## Provided entries
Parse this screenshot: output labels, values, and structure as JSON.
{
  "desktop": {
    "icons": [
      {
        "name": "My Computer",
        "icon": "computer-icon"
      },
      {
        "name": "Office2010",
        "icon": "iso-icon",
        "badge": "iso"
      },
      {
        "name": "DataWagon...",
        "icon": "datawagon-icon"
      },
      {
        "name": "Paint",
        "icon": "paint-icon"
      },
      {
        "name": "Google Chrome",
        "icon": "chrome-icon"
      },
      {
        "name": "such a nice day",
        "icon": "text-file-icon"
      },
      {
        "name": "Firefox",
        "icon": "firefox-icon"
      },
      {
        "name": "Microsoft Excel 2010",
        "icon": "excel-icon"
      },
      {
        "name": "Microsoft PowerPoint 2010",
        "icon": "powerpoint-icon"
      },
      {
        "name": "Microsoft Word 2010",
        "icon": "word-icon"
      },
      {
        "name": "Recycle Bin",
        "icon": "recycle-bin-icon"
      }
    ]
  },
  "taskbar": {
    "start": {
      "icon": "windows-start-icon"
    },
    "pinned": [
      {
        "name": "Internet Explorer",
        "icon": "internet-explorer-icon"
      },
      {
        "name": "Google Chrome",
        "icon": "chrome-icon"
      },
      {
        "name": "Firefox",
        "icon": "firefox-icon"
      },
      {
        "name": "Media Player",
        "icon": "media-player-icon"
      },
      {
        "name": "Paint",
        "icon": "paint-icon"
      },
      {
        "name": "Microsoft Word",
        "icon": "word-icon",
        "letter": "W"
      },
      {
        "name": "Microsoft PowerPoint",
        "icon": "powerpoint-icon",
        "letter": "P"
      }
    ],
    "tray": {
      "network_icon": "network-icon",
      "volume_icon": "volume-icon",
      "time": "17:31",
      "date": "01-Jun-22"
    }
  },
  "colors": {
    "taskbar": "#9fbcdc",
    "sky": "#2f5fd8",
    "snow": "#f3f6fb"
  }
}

## Required work
Restate every line of the data word for word.

## Result for this task
Parse this screenshot: output labels, values, and structure as JSON.
{
  "desktop": {
    "icons": [
      {
        "name": "My Computer",
        "icon": "computer-icon"
      },
      {
        "name": "Office2010",
        "icon": "iso-icon",
        "badge": "iso"
      },
      {
        "name": "DataWagon...",
        "icon": "datawagon-icon"
      },
      {
        "name": "Paint",
        "icon": "paint-icon"
      },
      {
        "name": "Google Chrome",
        "icon": "chrome-icon"
      },
      {
        "name": "such a nice day",
        "icon": "text-file-icon"
      },
      {
        "name": "Firefox",
        "icon": "firefox-icon"
      },
      {
        "name": "Microsoft Excel 2010",
        "icon": "excel-icon"
      },
      {
        "name": "Microsoft PowerPoint 2010",
        "icon": "powerpoint-icon"
      },
      {
        "name": "Microsoft Word 2010",
        "icon": "word-icon"
      },
      {
        "name": "Recycle Bin",
        "icon": "recycle-bin-icon"
      }
    ]
  },
  "taskbar": {
    "start": {
      "icon": "windows-start-icon"
    },
    "pinned": [
      {
        "name": "Internet Explorer",
        "icon": "internet-explorer-icon"
      },
      {
        "name": "Google Chrome",
        "icon": "chrome-icon"
      },
      {
        "name": "Firefox",
        "icon": "firefox-icon"
      },
      {
        "name": "Media Player",
        "icon": "media-player-icon"
      },
      {
        "name": "Paint",
        "icon": "paint-icon"
      },
      {
        "name": "Microsoft Word",
        "icon": "word-icon",
        "letter": "W"
      },
      {
        "name": "Microsoft PowerPoint",
        "icon": "powerpoint-icon",
        "letter": "P"
      }
    ],
    "tray": {
      "network_icon": "network-icon",
      "volume_icon": "volume-icon",
      "time": "17:31",
      "date": "01-Jun-22"
    }
  },
  "colors": {
    "taskbar": "#9fbcdc",
    "sky": "#2f5fd8",
    "snow": "#f3f6fb"
  }
}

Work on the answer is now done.